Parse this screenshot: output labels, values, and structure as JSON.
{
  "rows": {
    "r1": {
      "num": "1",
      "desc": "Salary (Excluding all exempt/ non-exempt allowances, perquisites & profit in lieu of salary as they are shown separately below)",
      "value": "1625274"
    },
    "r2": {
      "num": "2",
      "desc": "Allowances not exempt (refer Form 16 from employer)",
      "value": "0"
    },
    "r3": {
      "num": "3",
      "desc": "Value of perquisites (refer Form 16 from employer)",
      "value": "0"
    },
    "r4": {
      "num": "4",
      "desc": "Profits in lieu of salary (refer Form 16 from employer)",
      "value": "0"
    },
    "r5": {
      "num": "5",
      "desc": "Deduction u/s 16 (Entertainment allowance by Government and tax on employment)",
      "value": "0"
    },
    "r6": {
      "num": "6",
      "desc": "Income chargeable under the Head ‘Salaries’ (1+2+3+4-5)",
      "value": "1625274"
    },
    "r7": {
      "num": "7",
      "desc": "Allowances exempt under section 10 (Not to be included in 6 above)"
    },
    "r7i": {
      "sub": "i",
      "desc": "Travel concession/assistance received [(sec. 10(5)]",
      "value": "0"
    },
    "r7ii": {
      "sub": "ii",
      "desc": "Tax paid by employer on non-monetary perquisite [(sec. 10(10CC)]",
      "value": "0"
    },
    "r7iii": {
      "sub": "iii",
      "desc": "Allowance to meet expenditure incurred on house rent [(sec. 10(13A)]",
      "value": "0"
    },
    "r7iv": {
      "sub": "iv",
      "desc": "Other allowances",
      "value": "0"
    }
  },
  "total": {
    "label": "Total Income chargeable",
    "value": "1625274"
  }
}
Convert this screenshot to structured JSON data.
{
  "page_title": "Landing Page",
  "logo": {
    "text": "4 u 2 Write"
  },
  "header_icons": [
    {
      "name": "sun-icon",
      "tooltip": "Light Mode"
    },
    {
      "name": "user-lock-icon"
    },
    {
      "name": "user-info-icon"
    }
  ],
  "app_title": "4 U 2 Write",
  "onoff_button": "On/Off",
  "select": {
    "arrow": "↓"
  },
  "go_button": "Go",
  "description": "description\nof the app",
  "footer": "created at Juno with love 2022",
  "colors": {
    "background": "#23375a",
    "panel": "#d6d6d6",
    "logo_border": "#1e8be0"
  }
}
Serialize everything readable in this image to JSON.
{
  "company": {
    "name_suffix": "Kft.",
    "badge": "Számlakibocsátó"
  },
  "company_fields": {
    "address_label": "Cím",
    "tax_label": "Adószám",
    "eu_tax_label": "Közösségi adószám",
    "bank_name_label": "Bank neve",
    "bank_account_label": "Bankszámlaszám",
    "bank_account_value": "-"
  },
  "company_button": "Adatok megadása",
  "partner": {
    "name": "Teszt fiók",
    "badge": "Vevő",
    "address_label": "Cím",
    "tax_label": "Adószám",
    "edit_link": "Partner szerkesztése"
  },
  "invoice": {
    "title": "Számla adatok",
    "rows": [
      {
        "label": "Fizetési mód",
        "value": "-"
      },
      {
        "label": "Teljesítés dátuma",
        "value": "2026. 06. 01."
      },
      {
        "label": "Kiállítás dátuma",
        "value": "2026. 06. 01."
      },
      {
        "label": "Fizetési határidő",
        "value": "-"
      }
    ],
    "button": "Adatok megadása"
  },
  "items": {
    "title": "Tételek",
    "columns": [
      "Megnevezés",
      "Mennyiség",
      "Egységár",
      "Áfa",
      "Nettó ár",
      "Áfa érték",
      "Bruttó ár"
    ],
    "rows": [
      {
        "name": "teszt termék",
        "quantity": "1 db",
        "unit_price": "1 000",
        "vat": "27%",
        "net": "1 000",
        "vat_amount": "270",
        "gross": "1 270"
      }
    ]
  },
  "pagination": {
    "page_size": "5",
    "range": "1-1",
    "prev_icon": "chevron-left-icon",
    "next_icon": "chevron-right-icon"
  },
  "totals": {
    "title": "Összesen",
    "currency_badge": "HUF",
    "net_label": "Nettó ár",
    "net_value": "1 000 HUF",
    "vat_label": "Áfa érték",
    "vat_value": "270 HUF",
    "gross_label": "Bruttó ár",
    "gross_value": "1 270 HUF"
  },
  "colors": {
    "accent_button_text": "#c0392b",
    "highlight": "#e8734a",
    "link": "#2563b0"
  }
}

Required work: Exactly reproduce every record.

Finished task:
Parse this screenshot: output labels, values, and structure as JSON.
{
  "rows": {
    "r1": {
      "num": "1",
      "desc": "Salary (Excluding all exempt/ non-exempt allowances, perquisites & profit in lieu of salary as they are shown separately below)",
      "value": "1625274"
    },
    "r2": {
      "num": "2",
      "desc": "Allowances not exempt (refer Form 16 from employer)",
      "value": "0"
    },
    "r3": {
      "num": "3",
      "desc": "Value of perquisites (refer Form 16 from employer)",
      "value": "0"
    },
    "r4": {
      "num": "4",
      "desc": "Profits in lieu of salary (refer Form 16 from employer)",
      "value": "0"
    },
    "r5": {
      "num": "5",
      "desc": "Deduction u/s 16 (Entertainment allowance by Government and tax on employment)",
      "value": "0"
    },
    "r6": {
      "num": "6",
      "desc": "Income chargeable under the Head ‘Salaries’ (1+2+3+4-5)",
      "value": "1625274"
    },
    "r7": {
      "num": "7",
      "desc": "Allowances exempt under section 10 (Not to be included in 6 above)"
    },
    "r7i": {
      "sub": "i",
      "desc": "Travel concession/assistance received [(sec. 10(5)]",
      "value": "0"
    },
    "r7ii": {
      "sub": "ii",
      "desc": "Tax paid by employer on non-monetary perquisite [(sec. 10(10CC)]",
      "value": "0"
    },
    "r7iii": {
      "sub": "iii",
      "desc": "Allowance to meet expenditure incurred on house rent [(sec. 10(13A)]",
      "value": "0"
    },
    "r7iv": {
      "sub": "iv",
      "desc": "Other allowances",
      "value": "0"
    }
  },
  "total": {
    "label": "Total Income chargeable",
    "value": "1625274"
  }
}
Convert this screenshot to structured JSON data.
{
  "page_title": "Landing Page",
  "logo": {
    "text": "4 u 2 Write"
  },
  "header_icons": [
    {
      "name": "sun-icon",
      "tooltip": "Light Mode"
    },
    {
      "name": "user-lock-icon"
    },
    {
      "name": "user-info-icon"
    }
  ],
  "app_title": "4 U 2 Write",
  "onoff_button": "On/Off",
  "select": {
    "arrow": "↓"
  },
  "go_button": "Go",
  "description": "description\nof the app",
  "footer": "created at Juno with love 2022",
  "colors": {
    "background": "#23375a",
    "panel": "#d6d6d6",
    "logo_border": "#1e8be0"
  }
}
Serialize everything readable in this image to JSON.
{
  "company": {
    "name_suffix": "Kft.",
    "badge": "Számlakibocsátó"
  },
  "company_fields": {
    "address_label": "Cím",
    "tax_label": "Adószám",
    "eu_tax_label": "Közösségi adószám",
    "bank_name_label": "Bank neve",
    "bank_account_label": "Bankszámlaszám",
    "bank_account_value": "-"
  },
  "company_button": "Adatok megadása",
  "partner": {
    "name": "Teszt fiók",
    "badge": "Vevő",
    "address_label": "Cím",
    "tax_label": "Adószám",
    "edit_link": "Partner szerkesztése"
  },
  "invoice": {
    "title": "Számla adatok",
    "rows": [
      {
        "label": "Fizetési mód",
        "value": "-"
      },
      {
        "label": "Teljesítés dátuma",
        "value": "2026. 06. 01."
      },
      {
        "label": "Kiállítás dátuma",
        "value": "2026. 06. 01."
      },
      {
        "label": "Fizetési határidő",
        "value": "-"
      }
    ],
    "button": "Adatok megadása"
  },
  "items": {
    "title": "Tételek",
    "columns": [
      "Megnevezés",
      "Mennyiség",
      "Egységár",
      "Áfa",
      "Nettó ár",
      "Áfa érték",
      "Bruttó ár"
    ],
    "rows": [
      {
        "name": "teszt termék",
        "quantity": "1 db",
        "unit_price": "1 000",
        "vat": "27%",
        "net": "1 000",
        "vat_amount": "270",
        "gross": "1 270"
      }
    ]
  },
  "pagination": {
    "page_size": "5",
    "range": "1-1",
    "prev_icon": "chevron-left-icon",
    "next_icon": "chevron-right-icon"
  },
  "totals": {
    "title": "Összesen",
    "currency_badge": "HUF",
    "net_label": "Nettó ár",
    "net_value": "1 000 HUF",
    "vat_label": "Áfa érték",
    "vat_value": "270 HUF",
    "gross_label": "Bruttó ár",
    "gross_value": "1 270 HUF"
  },
  "colors": {
    "accent_button_text": "#c0392b",
    "highlight": "#e8734a",
    "link": "#2563b0"
  }
}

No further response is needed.